Take every line from the listing below that includes "your" and copy it.

Excerpted data

|---|

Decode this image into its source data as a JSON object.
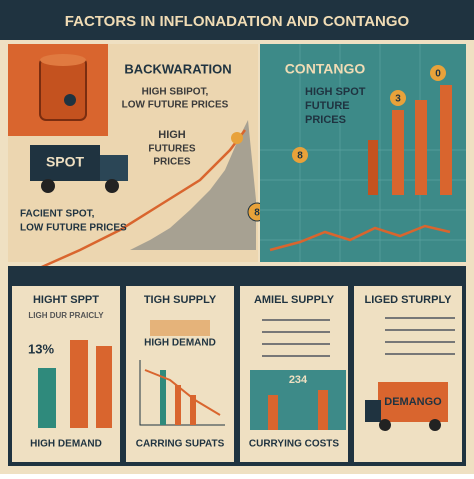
{
  "header": {
    "title": "FACTORS IN INFLONADATION AND CONTANGO"
  },
  "backwardation": {
    "title": "BACKWARATION",
    "subtitle": [
      "HIGH SBIPOT,",
      "LOW FUTURE PRICES"
    ],
    "truck_label": "SPOT",
    "curve_label": [
      "HIGH",
      "FUTURES",
      "PRICES"
    ],
    "bottom_label": [
      "FACIENT SPOT,",
      "LOW FUTURE PRICES"
    ],
    "coin": "8"
  },
  "contango": {
    "title": "CONTANGO",
    "subtitle": [
      "HIGH SPOT",
      "FUTURE",
      "PRICES"
    ],
    "coins": [
      "3",
      "8",
      "0"
    ]
  },
  "panels": [
    {
      "title": "HIGHT SPPT",
      "subtitle": "LIGH DUR PRAICLY",
      "figure": "13%",
      "caption": "HIGH DEMAND"
    },
    {
      "title": "TIGH SUPPLY",
      "subtitle": "HIGH DEMAND",
      "caption": "CARRING SUPATS"
    },
    {
      "title": "AMIEL SUPPLY",
      "figure": "234",
      "caption": "CURRYING COSTS"
    },
    {
      "title": "LIGED STURPLY",
      "figure": "DEMANGO"
    }
  ]
}
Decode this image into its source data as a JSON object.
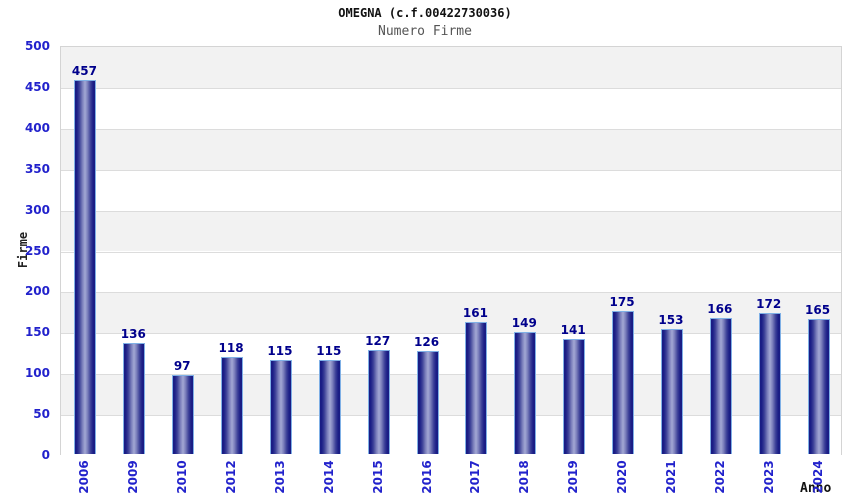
{
  "header": {
    "title": "OMEGNA (c.f.00422730036)",
    "subtitle": "Numero Firme"
  },
  "chart_data": {
    "type": "bar",
    "title": "OMEGNA (c.f.00422730036)",
    "subtitle": "Numero Firme",
    "xlabel": "Anno",
    "ylabel": "Firme",
    "categories": [
      "2006",
      "2009",
      "2010",
      "2012",
      "2013",
      "2014",
      "2015",
      "2016",
      "2017",
      "2018",
      "2019",
      "2020",
      "2021",
      "2022",
      "2023",
      "2024"
    ],
    "values": [
      457,
      136,
      97,
      118,
      115,
      115,
      127,
      126,
      161,
      149,
      141,
      175,
      153,
      166,
      172,
      165
    ],
    "ylim": [
      0,
      500
    ],
    "ytick_step": 50,
    "yticks": [
      0,
      50,
      100,
      150,
      200,
      250,
      300,
      350,
      400,
      450,
      500
    ],
    "legend": "none",
    "grid": "horizontal-bands-alternating",
    "value_labels": "above-bars",
    "colors": {
      "bar_dark": "#191c83",
      "bar_light": "#a3a7d4",
      "bar_cap": "#7fb0e6",
      "value_label": "#00008c",
      "axis_tick_label": "#2222cc",
      "band_gray": "#f2f2f2",
      "gridline": "#dcdcdc",
      "plot_border": "#d4d4d4",
      "title": "#111111",
      "subtitle": "#555555",
      "background": "#ffffff"
    }
  }
}
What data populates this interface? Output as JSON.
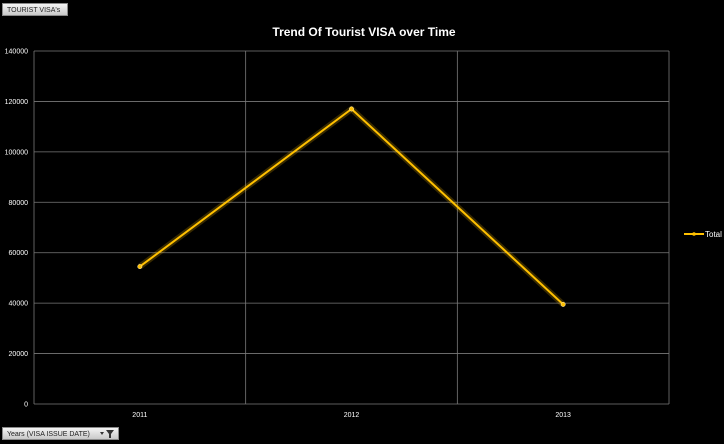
{
  "filters": {
    "top_field": "TOURIST VISA's",
    "bottom_field": "Years (VISA ISSUE DATE)"
  },
  "colors": {
    "background": "#000000",
    "grid": "#7a7a7a",
    "series": "#ffc000"
  },
  "chart_data": {
    "type": "line",
    "title": "Trend Of Tourist VISA over Time",
    "xlabel": "",
    "ylabel": "",
    "categories": [
      "2011",
      "2012",
      "2013"
    ],
    "series": [
      {
        "name": "Total",
        "values": [
          54500,
          117000,
          39500
        ]
      }
    ],
    "ylim": [
      0,
      140000
    ],
    "yticks": [
      0,
      20000,
      40000,
      60000,
      80000,
      100000,
      120000,
      140000
    ],
    "grid": true,
    "legend": "right",
    "marker": "circle"
  }
}
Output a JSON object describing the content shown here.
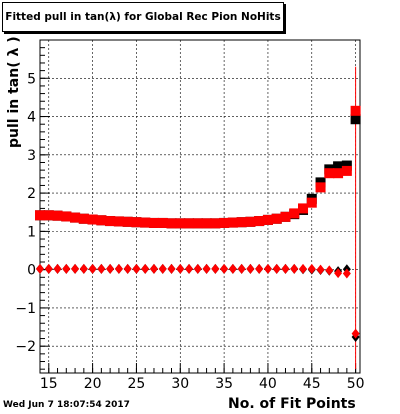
{
  "header": {
    "title": "Fitted pull in tan(λ) for Global Rec Pion NoHits"
  },
  "footer": {
    "timestamp": "Wed Jun  7 18:07:54 2017"
  },
  "chart_data": {
    "type": "scatter",
    "title": "Fitted pull in tan(λ) for Global Rec Pion NoHits",
    "xlabel": "No. of Fit Points",
    "ylabel": "pull in tan( λ )",
    "xlim": [
      14,
      50.5
    ],
    "ylim": [
      -2.7,
      6.0
    ],
    "grid": true,
    "x_ticks": [
      "15",
      "20",
      "25",
      "30",
      "35",
      "40",
      "45",
      "50"
    ],
    "y_ticks": [
      "−2",
      "−1",
      "0",
      "1",
      "2",
      "3",
      "4",
      "5"
    ],
    "x_tick_values": [
      15,
      20,
      25,
      30,
      35,
      40,
      45,
      50
    ],
    "y_tick_values": [
      -2,
      -1,
      0,
      1,
      2,
      3,
      4,
      5
    ],
    "series": [
      {
        "color": "#000000",
        "marker": "square",
        "x": [
          14,
          15,
          16,
          17,
          18,
          19,
          20,
          21,
          22,
          23,
          24,
          25,
          26,
          27,
          28,
          29,
          30,
          31,
          32,
          33,
          34,
          35,
          36,
          37,
          38,
          39,
          40,
          41,
          42,
          43,
          44,
          45,
          46,
          47,
          48,
          49,
          50
        ],
        "y": [
          1.42,
          1.42,
          1.41,
          1.39,
          1.36,
          1.33,
          1.31,
          1.29,
          1.27,
          1.26,
          1.25,
          1.24,
          1.23,
          1.22,
          1.22,
          1.21,
          1.21,
          1.21,
          1.21,
          1.21,
          1.21,
          1.22,
          1.23,
          1.24,
          1.25,
          1.27,
          1.3,
          1.33,
          1.38,
          1.45,
          1.56,
          1.85,
          2.28,
          2.62,
          2.7,
          2.72,
          3.93
        ]
      },
      {
        "color": "#ff0000",
        "marker": "square",
        "x": [
          14,
          15,
          16,
          17,
          18,
          19,
          20,
          21,
          22,
          23,
          24,
          25,
          26,
          27,
          28,
          29,
          30,
          31,
          32,
          33,
          34,
          35,
          36,
          37,
          38,
          39,
          40,
          41,
          42,
          43,
          44,
          45,
          46,
          47,
          48,
          49,
          50
        ],
        "y": [
          1.42,
          1.42,
          1.41,
          1.39,
          1.36,
          1.33,
          1.31,
          1.29,
          1.27,
          1.26,
          1.25,
          1.24,
          1.23,
          1.22,
          1.22,
          1.21,
          1.21,
          1.21,
          1.21,
          1.21,
          1.21,
          1.22,
          1.23,
          1.24,
          1.25,
          1.27,
          1.3,
          1.33,
          1.38,
          1.47,
          1.6,
          1.75,
          2.15,
          2.52,
          2.52,
          2.58,
          4.15
        ]
      },
      {
        "color": "#000000",
        "marker": "diamond",
        "x": [
          14,
          15,
          16,
          17,
          18,
          19,
          20,
          21,
          22,
          23,
          24,
          25,
          26,
          27,
          28,
          29,
          30,
          31,
          32,
          33,
          34,
          35,
          36,
          37,
          38,
          39,
          40,
          41,
          42,
          43,
          44,
          45,
          46,
          47,
          48,
          49,
          50
        ],
        "y": [
          0.02,
          0.02,
          0.02,
          0.02,
          0.02,
          0.02,
          0.02,
          0.02,
          0.02,
          0.02,
          0.02,
          0.02,
          0.02,
          0.02,
          0.02,
          0.02,
          0.02,
          0.02,
          0.02,
          0.02,
          0.02,
          0.02,
          0.02,
          0.02,
          0.02,
          0.02,
          0.02,
          0.02,
          0.02,
          0.02,
          0.01,
          0.0,
          -0.01,
          -0.03,
          -0.04,
          0.01,
          -1.76
        ]
      },
      {
        "color": "#ff0000",
        "marker": "diamond",
        "x": [
          14,
          15,
          16,
          17,
          18,
          19,
          20,
          21,
          22,
          23,
          24,
          25,
          26,
          27,
          28,
          29,
          30,
          31,
          32,
          33,
          34,
          35,
          36,
          37,
          38,
          39,
          40,
          41,
          42,
          43,
          44,
          45,
          46,
          47,
          48,
          49,
          50
        ],
        "y": [
          0.02,
          0.02,
          0.02,
          0.02,
          0.02,
          0.02,
          0.02,
          0.02,
          0.02,
          0.02,
          0.02,
          0.02,
          0.02,
          0.02,
          0.02,
          0.02,
          0.02,
          0.02,
          0.02,
          0.02,
          0.02,
          0.02,
          0.02,
          0.02,
          0.02,
          0.02,
          0.02,
          0.02,
          0.02,
          0.02,
          0.02,
          0.02,
          0.0,
          -0.02,
          -0.09,
          -0.1,
          -1.67
        ]
      }
    ],
    "last_point_error": {
      "x": 50,
      "upper": 5.3,
      "lower": -2.6
    }
  }
}
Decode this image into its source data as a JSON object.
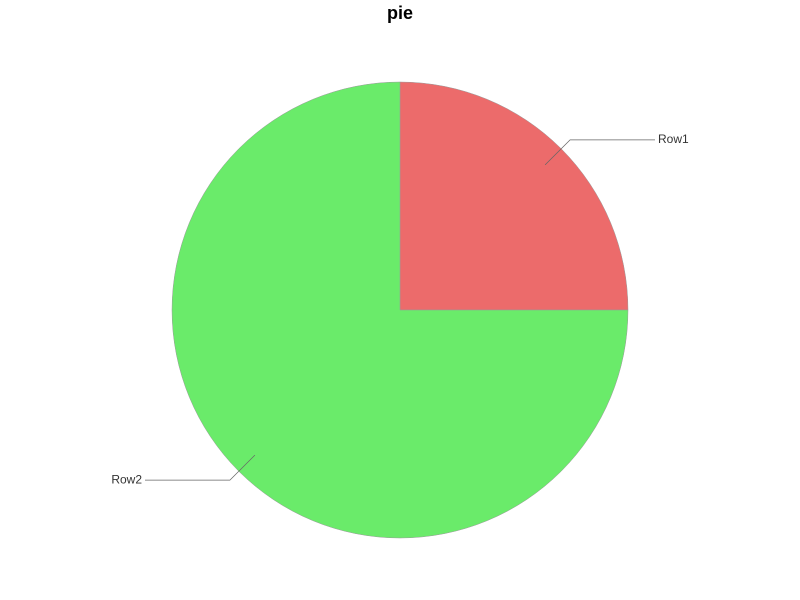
{
  "chart_data": {
    "type": "pie",
    "title": "pie",
    "categories": [
      "Row1",
      "Row2"
    ],
    "values": [
      25,
      75
    ],
    "colors": [
      "#ec6b6b",
      "#6aeb6a"
    ]
  }
}
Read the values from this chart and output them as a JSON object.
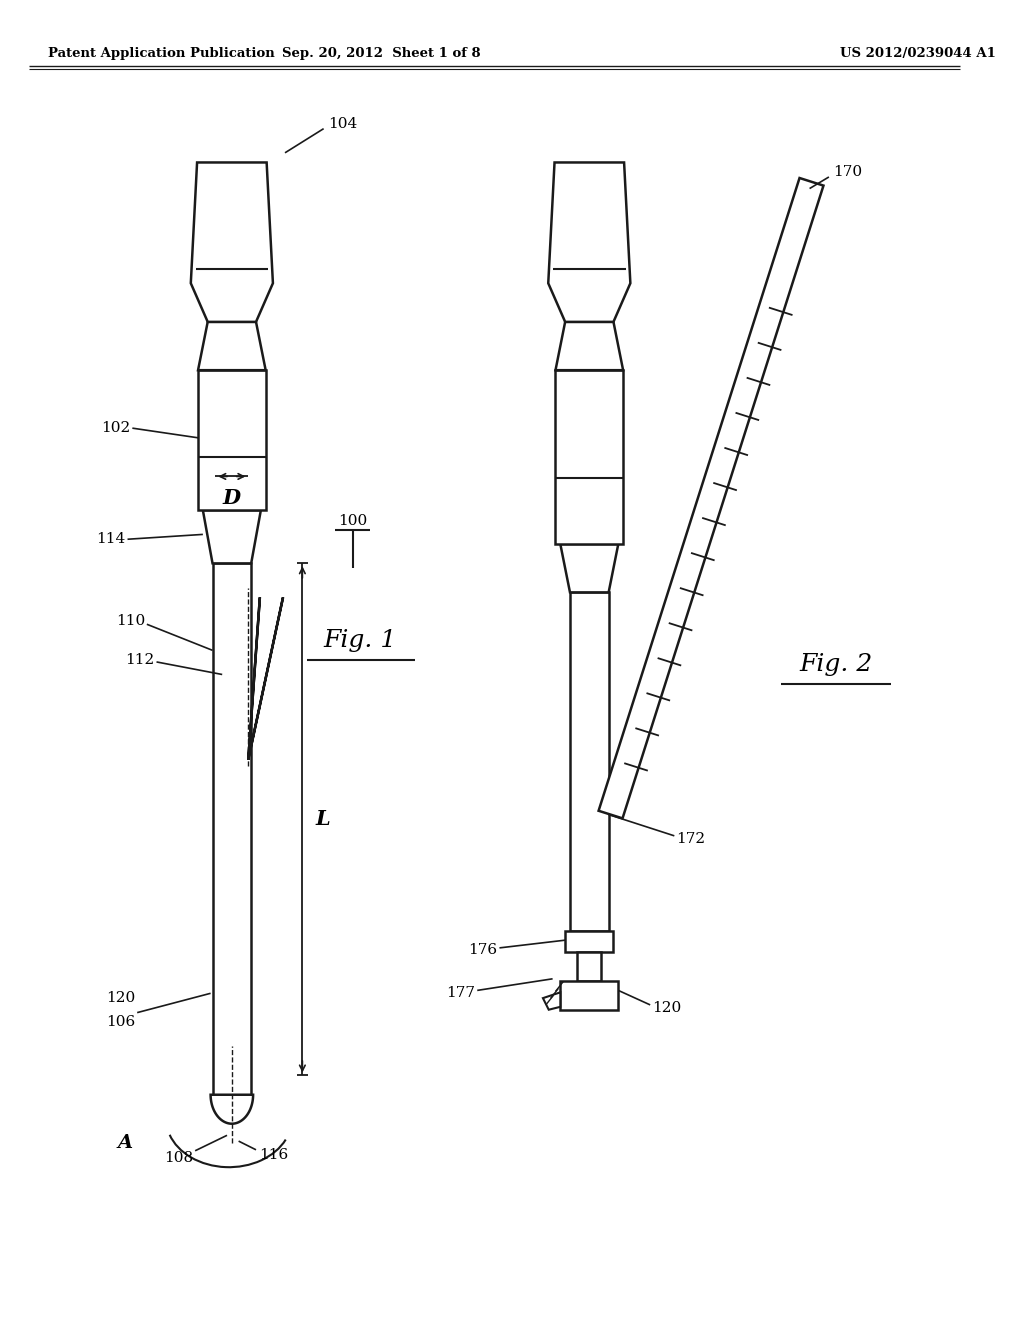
{
  "bg_color": "#ffffff",
  "header_left": "Patent Application Publication",
  "header_center": "Sep. 20, 2012  Sheet 1 of 8",
  "header_right": "US 2012/0239044 A1",
  "fig1_label": "Fig. 1",
  "fig2_label": "Fig. 2",
  "ref_100": "100",
  "ref_102": "102",
  "ref_104": "104",
  "ref_106": "106",
  "ref_108": "108",
  "ref_110": "110",
  "ref_112": "112",
  "ref_114": "114",
  "ref_116": "116",
  "ref_120": "120",
  "ref_170": "170",
  "ref_172": "172",
  "ref_176": "176",
  "ref_177": "177",
  "dim_D": "D",
  "dim_L": "L",
  "dim_A": "A",
  "line_color": "#1a1a1a",
  "text_color": "#000000"
}
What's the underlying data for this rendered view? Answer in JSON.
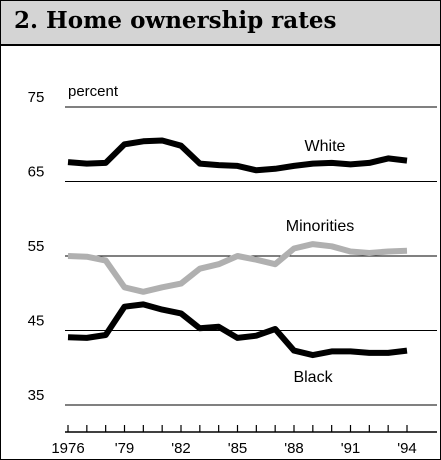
{
  "title": "2. Home ownership rates",
  "chart_data": {
    "type": "line",
    "ylabel": "percent",
    "ylim": [
      35,
      75
    ],
    "yticks": [
      75,
      65,
      55,
      45,
      35
    ],
    "xlim": [
      1976,
      1994
    ],
    "xtick_labels": [
      {
        "value": 1976,
        "label": "1976"
      },
      {
        "value": 1979,
        "label": "'79"
      },
      {
        "value": 1982,
        "label": "'82"
      },
      {
        "value": 1985,
        "label": "'85"
      },
      {
        "value": 1988,
        "label": "'88"
      },
      {
        "value": 1991,
        "label": "'91"
      },
      {
        "value": 1994,
        "label": "'94"
      }
    ],
    "x": [
      1976,
      1977,
      1978,
      1979,
      1980,
      1981,
      1982,
      1983,
      1984,
      1985,
      1986,
      1987,
      1988,
      1989,
      1990,
      1991,
      1992,
      1993,
      1994
    ],
    "grid": true,
    "series": [
      {
        "name": "White",
        "color": "#000000",
        "values": [
          67.6,
          67.4,
          67.5,
          70.0,
          70.4,
          70.5,
          69.8,
          67.4,
          67.2,
          67.1,
          66.5,
          66.7,
          67.1,
          67.4,
          67.5,
          67.3,
          67.5,
          68.1,
          67.8
        ]
      },
      {
        "name": "Minorities",
        "color": "#b0b0b0",
        "values": [
          55.0,
          54.9,
          54.4,
          50.8,
          50.2,
          50.8,
          51.3,
          53.3,
          53.9,
          55.0,
          54.5,
          53.9,
          56.0,
          56.6,
          56.3,
          55.6,
          55.4,
          55.6,
          55.7
        ]
      },
      {
        "name": "Black",
        "color": "#000000",
        "values": [
          44.1,
          44.0,
          44.4,
          48.2,
          48.5,
          47.8,
          47.3,
          45.3,
          45.5,
          44.0,
          44.3,
          45.2,
          42.3,
          41.7,
          42.2,
          42.2,
          42.0,
          42.0,
          42.3
        ]
      }
    ]
  }
}
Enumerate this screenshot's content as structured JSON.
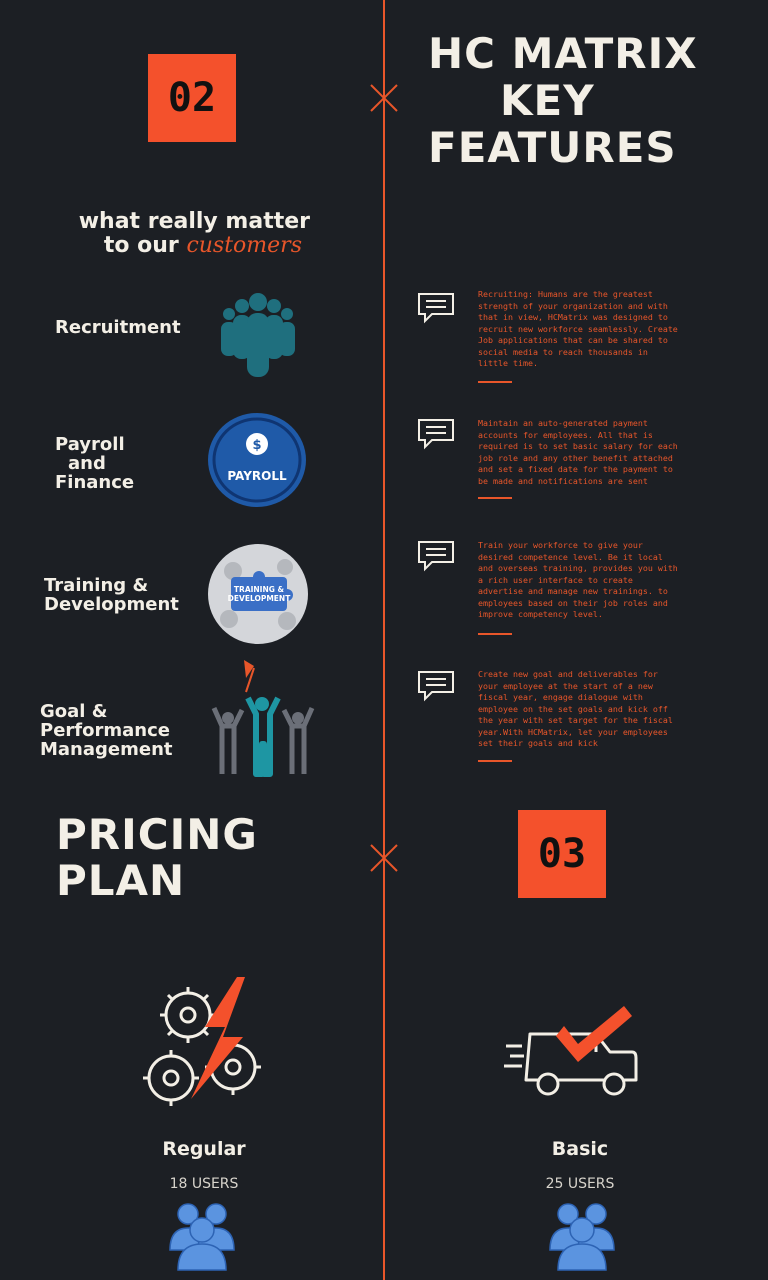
{
  "left": {
    "badge_number": "02",
    "tagline": {
      "line1": "what really matter",
      "line2_prefix": "to our",
      "line2_accent": "customers"
    },
    "features": [
      {
        "label_lines": [
          "Recruitment"
        ],
        "icon": "people-group-icon"
      },
      {
        "label_lines": [
          "Payroll",
          "and",
          "Finance"
        ],
        "icon": "payroll-badge-icon",
        "icon_text": "PAYROLL"
      },
      {
        "label_lines": [
          "Training &",
          "Development"
        ],
        "icon": "training-puzzle-icon",
        "icon_text_lines": [
          "TRAINING &",
          "DEVELOPMENT"
        ]
      },
      {
        "label_lines": [
          "Goal &",
          "Performance",
          "Management"
        ],
        "icon": "team-goal-flag-icon"
      }
    ]
  },
  "right": {
    "title_lines": [
      "HC MATRIX",
      "KEY",
      "FEATURES"
    ],
    "descriptions": [
      "Recruiting: Humans are the greatest strength of your organization and with that in view, HCMatrix was designed to recruit new workforce seamlessly. Create Job applications that can be shared to social media to reach thousands in little time.",
      "Maintain an auto-generated payment accounts for employees. All that is required is to set basic salary for each job role and any other benefit attached and set a fixed date for the payment to be made and notifications are sent",
      "Train your workforce to give your desired competence level. Be it local and overseas training, provides you with a rich user interface to create advertise and manage new trainings. to employees based on their job roles and improve competency level.",
      "Create new goal and deliverables for your employee at the start of a new fiscal year, engage dialogue with employee on the set goals and kick off the year with set target for the fiscal year.With HCMatrix, let your employees set their goals and kick"
    ]
  },
  "pricing": {
    "title_lines": [
      "PRICING",
      "PLAN"
    ],
    "badge_number": "03",
    "plans": [
      {
        "name": "Regular",
        "users": "18 USERS",
        "icon": "gears-lightning-icon"
      },
      {
        "name": "Basic",
        "users": "25 USERS",
        "icon": "delivery-truck-check-icon"
      }
    ]
  },
  "colors": {
    "background": "#1c1f24",
    "accent": "#e8562a",
    "badge": "#f4512c",
    "text": "#f3efe6",
    "teal": "#1f6f7e",
    "payroll_blue": "#1f5aa8"
  }
}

|---|

Solved problem
      "Recruiting: Humans are the greatest strength of your organization and with that in view, HCMatrix was designed to recruit new workforce seamlessly. Create Job applications that can be shared to social media to reach thousands in little time.",
      "Train your workforce to give your desired competence level. Be it local and overseas training, provides you with a rich user interface to create advertise and manage new trainings. to employees based on their job roles and improve competency level.",
      "Create new goal and deliverables for your employee at the start of a new fiscal year, engage dialogue with employee on the set goals and kick off the year with set target for the fiscal year.With HCMatrix, let your employees set their goals and kick"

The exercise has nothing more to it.